Given instruction: Repeat the entire listing exactly.
--
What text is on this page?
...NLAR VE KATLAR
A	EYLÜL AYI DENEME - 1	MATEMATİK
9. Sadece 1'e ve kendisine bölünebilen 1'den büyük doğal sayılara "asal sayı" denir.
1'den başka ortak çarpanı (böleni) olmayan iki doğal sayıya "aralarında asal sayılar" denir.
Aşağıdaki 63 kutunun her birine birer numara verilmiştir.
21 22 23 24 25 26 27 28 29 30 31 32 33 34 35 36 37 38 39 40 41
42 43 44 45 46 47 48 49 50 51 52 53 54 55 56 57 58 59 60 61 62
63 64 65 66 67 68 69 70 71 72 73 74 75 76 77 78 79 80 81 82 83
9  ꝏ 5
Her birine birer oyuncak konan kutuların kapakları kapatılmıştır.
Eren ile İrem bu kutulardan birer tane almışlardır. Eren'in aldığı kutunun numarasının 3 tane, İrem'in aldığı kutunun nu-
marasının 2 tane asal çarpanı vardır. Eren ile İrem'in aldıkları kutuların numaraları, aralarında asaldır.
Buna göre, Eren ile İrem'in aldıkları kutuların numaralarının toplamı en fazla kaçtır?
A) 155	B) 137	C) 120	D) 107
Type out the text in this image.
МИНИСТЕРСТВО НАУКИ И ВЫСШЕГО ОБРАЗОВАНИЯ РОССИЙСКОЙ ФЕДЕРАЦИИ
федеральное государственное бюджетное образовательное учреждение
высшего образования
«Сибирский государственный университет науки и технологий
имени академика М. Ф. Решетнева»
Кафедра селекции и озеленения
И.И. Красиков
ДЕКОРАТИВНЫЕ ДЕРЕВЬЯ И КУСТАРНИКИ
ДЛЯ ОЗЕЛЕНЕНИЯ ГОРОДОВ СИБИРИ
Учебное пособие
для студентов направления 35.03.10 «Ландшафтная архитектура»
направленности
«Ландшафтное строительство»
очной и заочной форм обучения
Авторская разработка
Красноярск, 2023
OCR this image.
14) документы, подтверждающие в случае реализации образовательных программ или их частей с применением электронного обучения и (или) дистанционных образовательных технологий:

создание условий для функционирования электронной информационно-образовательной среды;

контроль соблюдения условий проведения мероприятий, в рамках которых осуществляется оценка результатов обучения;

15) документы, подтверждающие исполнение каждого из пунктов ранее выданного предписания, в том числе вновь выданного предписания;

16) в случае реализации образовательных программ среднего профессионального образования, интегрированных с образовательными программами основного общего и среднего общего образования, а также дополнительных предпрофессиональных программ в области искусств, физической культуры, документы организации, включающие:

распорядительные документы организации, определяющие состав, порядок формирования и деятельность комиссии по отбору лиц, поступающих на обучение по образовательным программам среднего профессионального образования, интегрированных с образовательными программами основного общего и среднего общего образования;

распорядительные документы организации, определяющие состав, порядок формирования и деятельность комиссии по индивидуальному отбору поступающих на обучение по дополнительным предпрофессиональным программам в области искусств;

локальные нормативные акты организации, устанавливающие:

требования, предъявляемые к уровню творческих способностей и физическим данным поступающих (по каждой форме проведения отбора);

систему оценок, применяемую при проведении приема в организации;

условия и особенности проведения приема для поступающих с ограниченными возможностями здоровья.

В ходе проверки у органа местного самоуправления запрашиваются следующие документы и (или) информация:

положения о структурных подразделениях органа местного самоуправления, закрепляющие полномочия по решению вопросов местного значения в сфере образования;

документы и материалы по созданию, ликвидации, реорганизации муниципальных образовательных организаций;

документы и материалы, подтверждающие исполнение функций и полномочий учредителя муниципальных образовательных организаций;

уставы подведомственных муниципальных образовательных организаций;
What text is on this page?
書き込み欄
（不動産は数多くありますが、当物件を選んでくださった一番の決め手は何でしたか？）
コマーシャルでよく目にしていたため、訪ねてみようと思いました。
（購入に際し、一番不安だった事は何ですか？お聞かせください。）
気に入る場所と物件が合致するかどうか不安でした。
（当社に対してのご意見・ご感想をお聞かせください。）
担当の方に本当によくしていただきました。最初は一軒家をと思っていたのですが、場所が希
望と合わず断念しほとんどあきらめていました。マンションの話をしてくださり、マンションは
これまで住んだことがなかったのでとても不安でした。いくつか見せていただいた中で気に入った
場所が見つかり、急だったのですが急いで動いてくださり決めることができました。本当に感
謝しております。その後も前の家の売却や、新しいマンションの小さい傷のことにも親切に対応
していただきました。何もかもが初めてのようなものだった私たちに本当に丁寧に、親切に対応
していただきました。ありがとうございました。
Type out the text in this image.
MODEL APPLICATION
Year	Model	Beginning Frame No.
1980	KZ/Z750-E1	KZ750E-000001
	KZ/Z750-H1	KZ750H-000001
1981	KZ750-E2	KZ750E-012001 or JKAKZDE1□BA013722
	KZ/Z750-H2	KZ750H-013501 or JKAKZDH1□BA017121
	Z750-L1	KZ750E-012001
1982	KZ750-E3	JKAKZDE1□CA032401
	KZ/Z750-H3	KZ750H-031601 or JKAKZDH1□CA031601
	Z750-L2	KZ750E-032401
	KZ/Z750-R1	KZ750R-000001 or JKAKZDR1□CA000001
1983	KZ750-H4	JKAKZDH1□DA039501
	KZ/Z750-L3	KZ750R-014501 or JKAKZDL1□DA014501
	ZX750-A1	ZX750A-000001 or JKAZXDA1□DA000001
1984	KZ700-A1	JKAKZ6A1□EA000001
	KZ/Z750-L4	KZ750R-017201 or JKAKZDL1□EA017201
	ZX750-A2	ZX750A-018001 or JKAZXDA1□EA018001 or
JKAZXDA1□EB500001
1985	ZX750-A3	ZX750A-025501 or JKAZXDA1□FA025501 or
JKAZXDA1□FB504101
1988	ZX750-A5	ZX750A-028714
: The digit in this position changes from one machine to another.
--
Result below:
What text is on this page?
...NLAR VE KATLAR
A	EYLÜL AYI DENEME - 1	MATEMATİK
9. Sadece 1'e ve kendisine bölünebilen 1'den büyük doğal sayılara "asal sayı" denir.
1'den başka ortak çarpanı (böleni) olmayan iki doğal sayıya "aralarında asal sayılar" denir.
Aşağıdaki 63 kutunun her birine birer numara verilmiştir.
21 22 23 24 25 26 27 28 29 30 31 32 33 34 35 36 37 38 39 40 41
42 43 44 45 46 47 48 49 50 51 52 53 54 55 56 57 58 59 60 61 62
63 64 65 66 67 68 69 70 71 72 73 74 75 76 77 78 79 80 81 82 83
9  ꝏ 5
Her birine birer oyuncak konan kutuların kapakları kapatılmıştır.
Eren ile İrem bu kutulardan birer tane almışlardır. Eren'in aldığı kutunun numarasının 3 tane, İrem'in aldığı kutunun nu-
marasının 2 tane asal çarpanı vardır. Eren ile İrem'in aldıkları kutuların numaraları, aralarında asaldır.
Buna göre, Eren ile İrem'in aldıkları kutuların numaralarının toplamı en fazla kaçtır?
A) 155	B) 137	C) 120	D) 107
Type out the text in this image.
МИНИСТЕРСТВО НАУКИ И ВЫСШЕГО ОБРАЗОВАНИЯ РОССИЙСКОЙ ФЕДЕРАЦИИ
федеральное государственное бюджетное образовательное учреждение
высшего образования
«Сибирский государственный университет науки и технологий
имени академика М. Ф. Решетнева»
Кафедра селекции и озеленения
И.И. Красиков
ДЕКОРАТИВНЫЕ ДЕРЕВЬЯ И КУСТАРНИКИ
ДЛЯ ОЗЕЛЕНЕНИЯ ГОРОДОВ СИБИРИ
Учебное пособие
для студентов направления 35.03.10 «Ландшафтная архитектура»
направленности
«Ландшафтное строительство»
очной и заочной форм обучения
Авторская разработка
Красноярск, 2023
OCR this image.
14) документы, подтверждающие в случае реализации образовательных программ или их частей с применением электронного обучения и (или) дистанционных образовательных технологий:

создание условий для функционирования электронной информационно-образовательной среды;

контроль соблюдения условий проведения мероприятий, в рамках которых осуществляется оценка результатов обучения;

15) документы, подтверждающие исполнение каждого из пунктов ранее выданного предписания, в том числе вновь выданного предписания;

16) в случае реализации образовательных программ среднего профессионального образования, интегрированных с образовательными программами основного общего и среднего общего образования, а также дополнительных предпрофессиональных программ в области искусств, физической культуры, документы организации, включающие:

распорядительные документы организации, определяющие состав, порядок формирования и деятельность комиссии по отбору лиц, поступающих на обучение по образовательным программам среднего профессионального образования, интегрированных с образовательными программами основного общего и среднего общего образования;

распорядительные документы организации, определяющие состав, порядок формирования и деятельность комиссии по индивидуальному отбору поступающих на обучение по дополнительным предпрофессиональным программам в области искусств;

локальные нормативные акты организации, устанавливающие:

требования, предъявляемые к уровню творческих способностей и физическим данным поступающих (по каждой форме проведения отбора);

систему оценок, применяемую при проведении приема в организации;

условия и особенности проведения приема для поступающих с ограниченными возможностями здоровья.

В ходе проверки у органа местного самоуправления запрашиваются следующие документы и (или) информация:

положения о структурных подразделениях органа местного самоуправления, закрепляющие полномочия по решению вопросов местного значения в сфере образования;

документы и материалы по созданию, ликвидации, реорганизации муниципальных образовательных организаций;

документы и материалы, подтверждающие исполнение функций и полномочий учредителя муниципальных образовательных организаций;

уставы подведомственных муниципальных образовательных организаций;
What text is on this page?
書き込み欄
（不動産は数多くありますが、当物件を選んでくださった一番の決め手は何でしたか？）
コマーシャルでよく目にしていたため、訪ねてみようと思いました。
（購入に際し、一番不安だった事は何ですか？お聞かせください。）
気に入る場所と物件が合致するかどうか不安でした。
（当社に対してのご意見・ご感想をお聞かせください。）
担当の方に本当によくしていただきました。最初は一軒家をと思っていたのですが、場所が希
望と合わず断念しほとんどあきらめていました。マンションの話をしてくださり、マンションは
これまで住んだことがなかったのでとても不安でした。いくつか見せていただいた中で気に入った
場所が見つかり、急だったのですが急いで動いてくださり決めることができました。本当に感
謝しております。その後も前の家の売却や、新しいマンションの小さい傷のことにも親切に対応
していただきました。何もかもが初めてのようなものだった私たちに本当に丁寧に、親切に対応
していただきました。ありがとうございました。
Type out the text in this image.
MODEL APPLICATION
Year	Model	Beginning Frame No.
1980	KZ/Z750-E1	KZ750E-000001
	KZ/Z750-H1	KZ750H-000001
1981	KZ750-E2	KZ750E-012001 or JKAKZDE1□BA013722
	KZ/Z750-H2	KZ750H-013501 or JKAKZDH1□BA017121
	Z750-L1	KZ750E-012001
1982	KZ750-E3	JKAKZDE1□CA032401
	KZ/Z750-H3	KZ750H-031601 or JKAKZDH1□CA031601
	Z750-L2	KZ750E-032401
	KZ/Z750-R1	KZ750R-000001 or JKAKZDR1□CA000001
1983	KZ750-H4	JKAKZDH1□DA039501
	KZ/Z750-L3	KZ750R-014501 or JKAKZDL1□DA014501
	ZX750-A1	ZX750A-000001 or JKAZXDA1□DA000001
1984	KZ700-A1	JKAKZ6A1□EA000001
	KZ/Z750-L4	KZ750R-017201 or JKAKZDL1□EA017201
	ZX750-A2	ZX750A-018001 or JKAZXDA1□EA018001 or
JKAZXDA1□EB500001
1985	ZX750-A3	ZX750A-025501 or JKAZXDA1□FA025501 or
JKAZXDA1□FB504101
1988	ZX750-A5	ZX750A-028714
: The digit in this position changes from one machine to another.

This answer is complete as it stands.